(Task requirements)
In the records, find every line with the word "ylabel" and copy it out.

(Records contained in a dataset)
····················
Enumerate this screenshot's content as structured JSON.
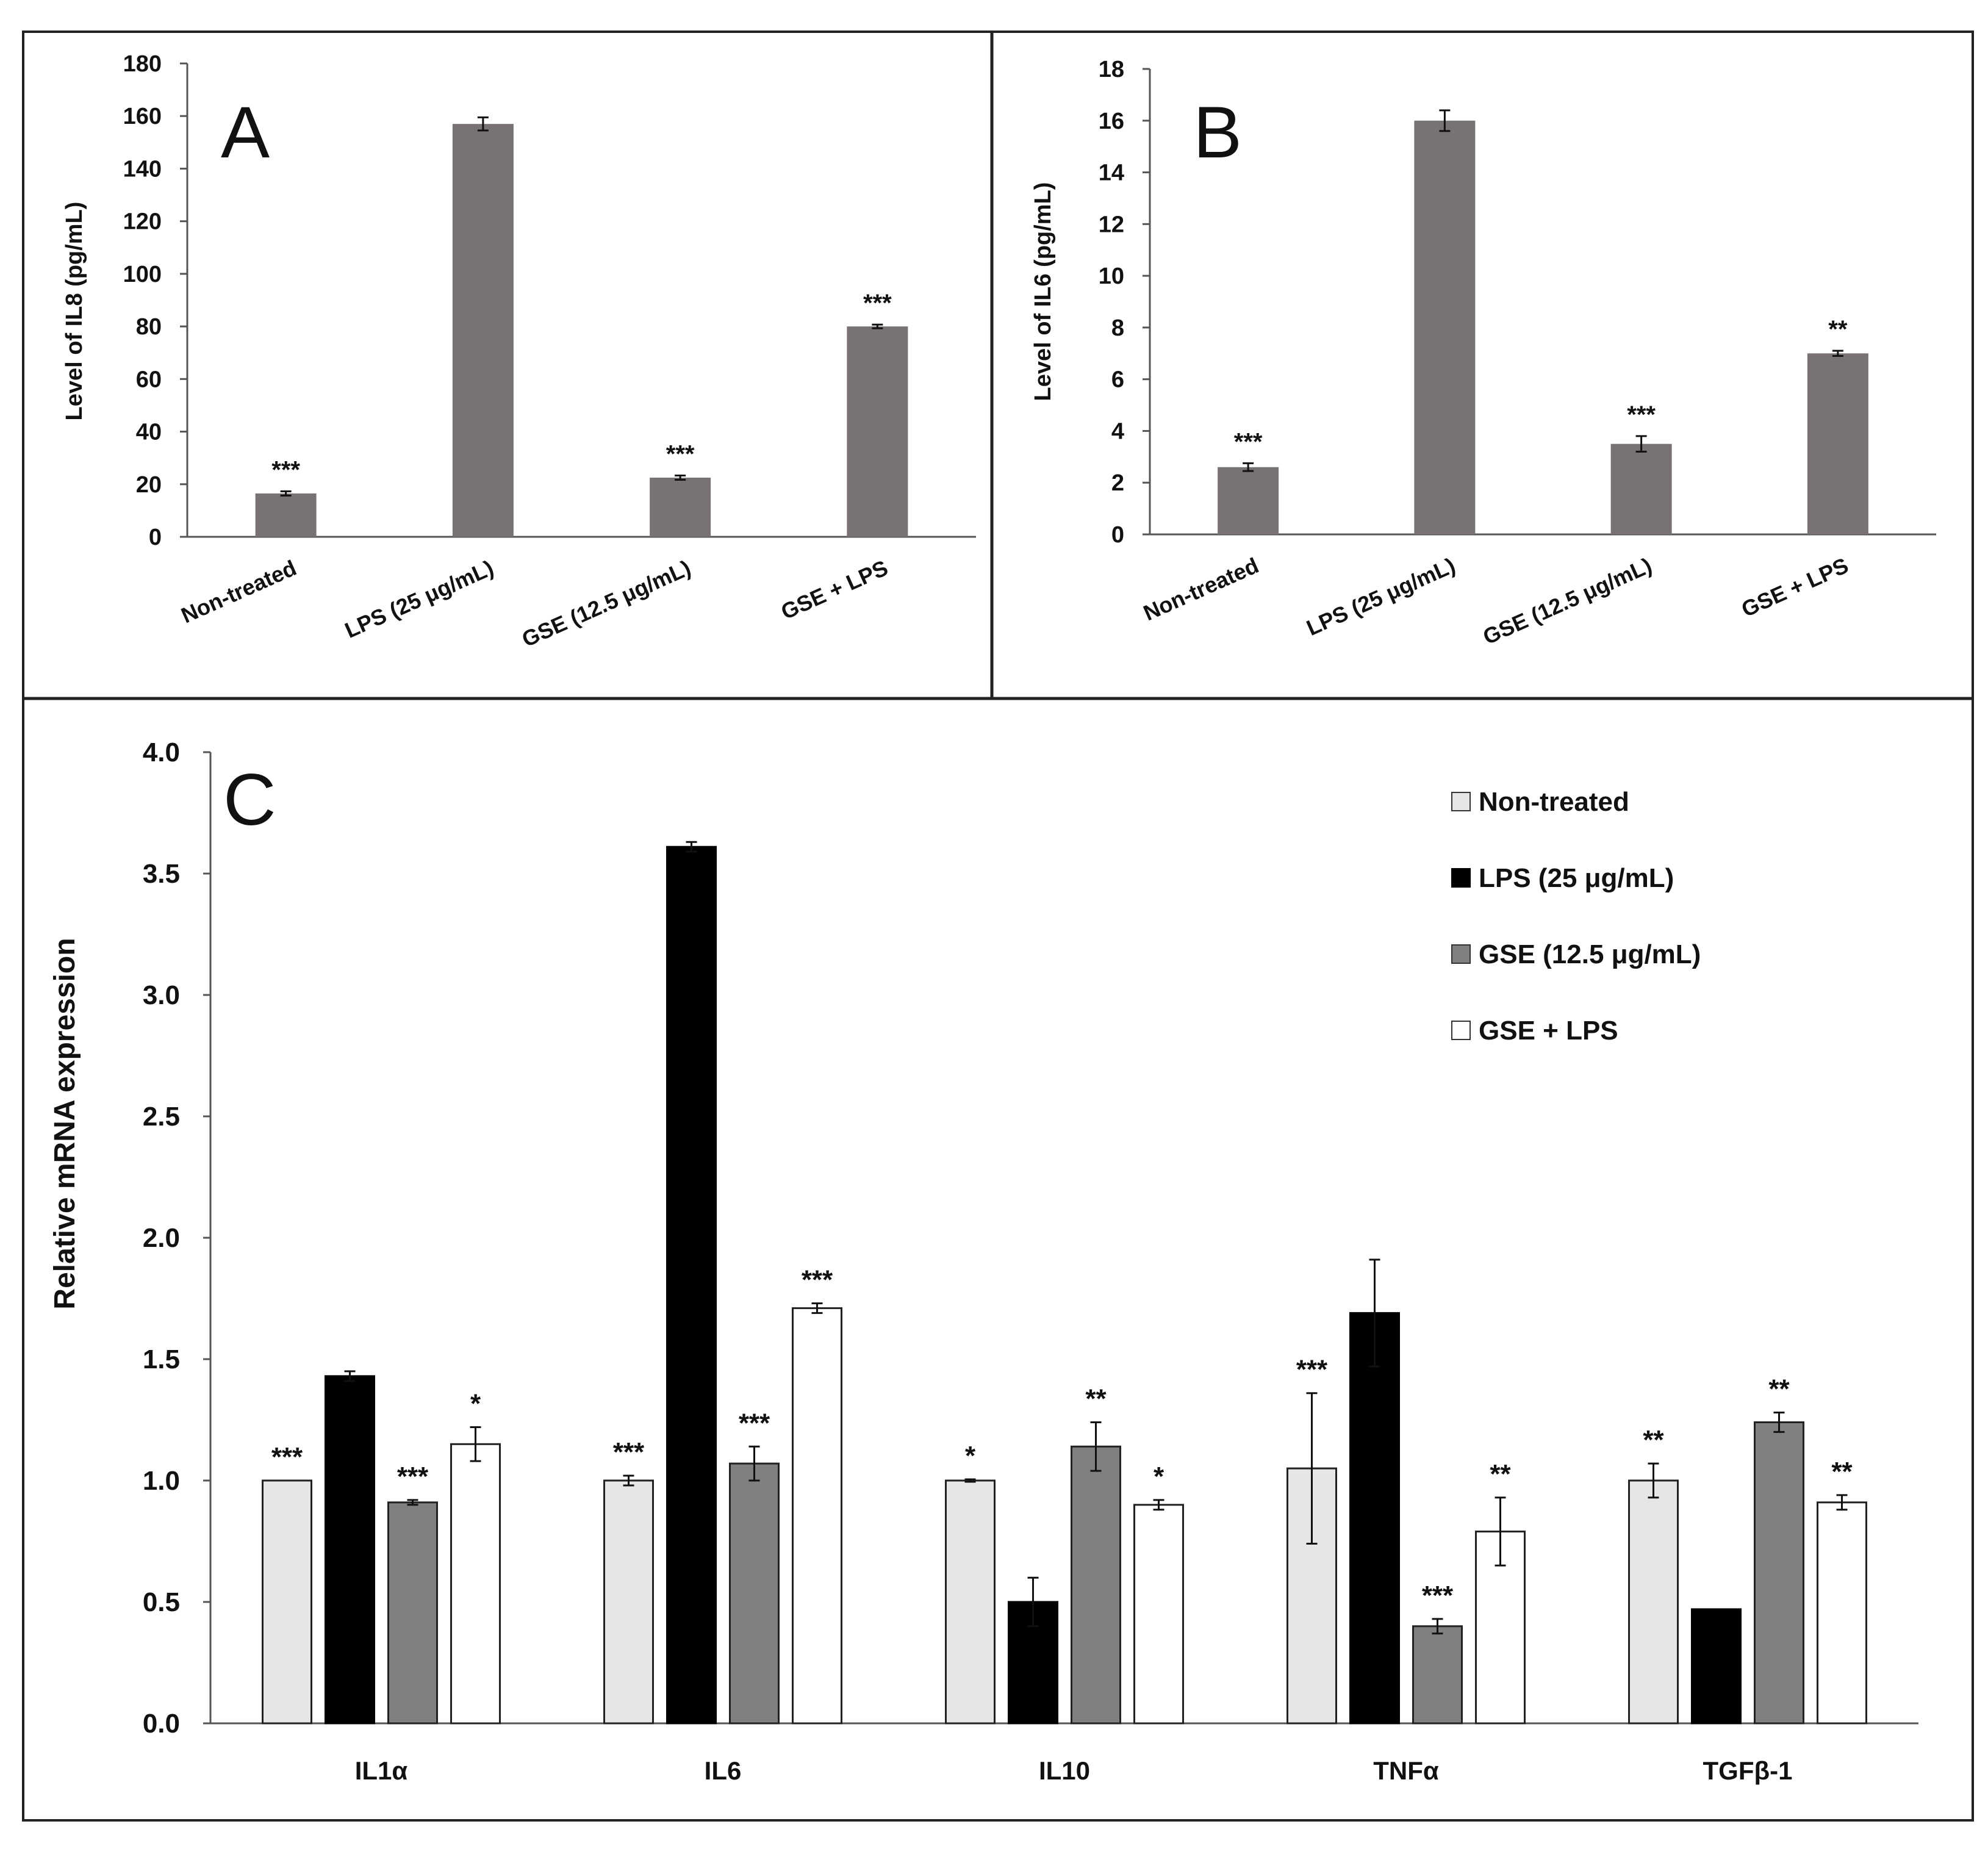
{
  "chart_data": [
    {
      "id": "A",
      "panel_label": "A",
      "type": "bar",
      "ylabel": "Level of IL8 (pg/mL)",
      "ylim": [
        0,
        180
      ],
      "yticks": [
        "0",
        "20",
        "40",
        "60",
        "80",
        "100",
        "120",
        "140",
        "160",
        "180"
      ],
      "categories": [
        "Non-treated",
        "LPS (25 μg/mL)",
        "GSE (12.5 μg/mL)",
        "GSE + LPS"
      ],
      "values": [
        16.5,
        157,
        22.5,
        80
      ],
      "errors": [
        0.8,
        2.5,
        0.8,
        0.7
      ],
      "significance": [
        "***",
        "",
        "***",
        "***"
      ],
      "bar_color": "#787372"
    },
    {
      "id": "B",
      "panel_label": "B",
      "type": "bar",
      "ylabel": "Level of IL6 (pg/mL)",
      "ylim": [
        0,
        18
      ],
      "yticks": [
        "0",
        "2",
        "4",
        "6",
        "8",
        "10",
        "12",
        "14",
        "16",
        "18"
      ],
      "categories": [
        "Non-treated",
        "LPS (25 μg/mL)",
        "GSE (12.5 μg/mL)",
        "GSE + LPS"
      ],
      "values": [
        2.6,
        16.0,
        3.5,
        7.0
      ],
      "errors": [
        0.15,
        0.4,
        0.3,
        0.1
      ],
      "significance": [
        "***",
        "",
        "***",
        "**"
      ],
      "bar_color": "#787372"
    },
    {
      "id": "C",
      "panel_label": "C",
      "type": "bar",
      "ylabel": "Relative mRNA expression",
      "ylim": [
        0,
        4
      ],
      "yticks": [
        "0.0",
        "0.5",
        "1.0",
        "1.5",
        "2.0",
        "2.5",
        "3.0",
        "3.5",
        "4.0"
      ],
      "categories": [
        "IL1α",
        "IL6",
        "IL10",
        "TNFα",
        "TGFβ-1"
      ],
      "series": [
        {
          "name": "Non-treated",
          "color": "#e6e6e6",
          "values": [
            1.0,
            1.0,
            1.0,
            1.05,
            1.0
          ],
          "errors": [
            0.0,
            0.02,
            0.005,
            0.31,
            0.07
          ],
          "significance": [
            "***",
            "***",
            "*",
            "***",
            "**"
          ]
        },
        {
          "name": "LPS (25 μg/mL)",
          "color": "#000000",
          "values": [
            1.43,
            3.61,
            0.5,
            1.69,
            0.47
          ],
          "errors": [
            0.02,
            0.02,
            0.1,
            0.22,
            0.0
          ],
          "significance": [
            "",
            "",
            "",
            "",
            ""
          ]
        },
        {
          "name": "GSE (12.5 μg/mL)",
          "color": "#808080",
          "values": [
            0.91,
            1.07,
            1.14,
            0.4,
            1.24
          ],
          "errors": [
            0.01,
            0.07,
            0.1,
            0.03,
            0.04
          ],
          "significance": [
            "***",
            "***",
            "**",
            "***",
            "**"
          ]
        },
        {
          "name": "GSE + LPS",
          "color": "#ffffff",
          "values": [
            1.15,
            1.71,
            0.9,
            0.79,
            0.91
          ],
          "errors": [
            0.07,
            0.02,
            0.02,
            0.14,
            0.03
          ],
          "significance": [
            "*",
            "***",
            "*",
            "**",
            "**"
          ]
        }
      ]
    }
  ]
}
····················
(Result of the exercise)
      "ylabel": "Level of IL8 (pg/mL)",
      "ylabel": "Level of IL6 (pg/mL)",
      "ylabel": "Relative mRNA expression",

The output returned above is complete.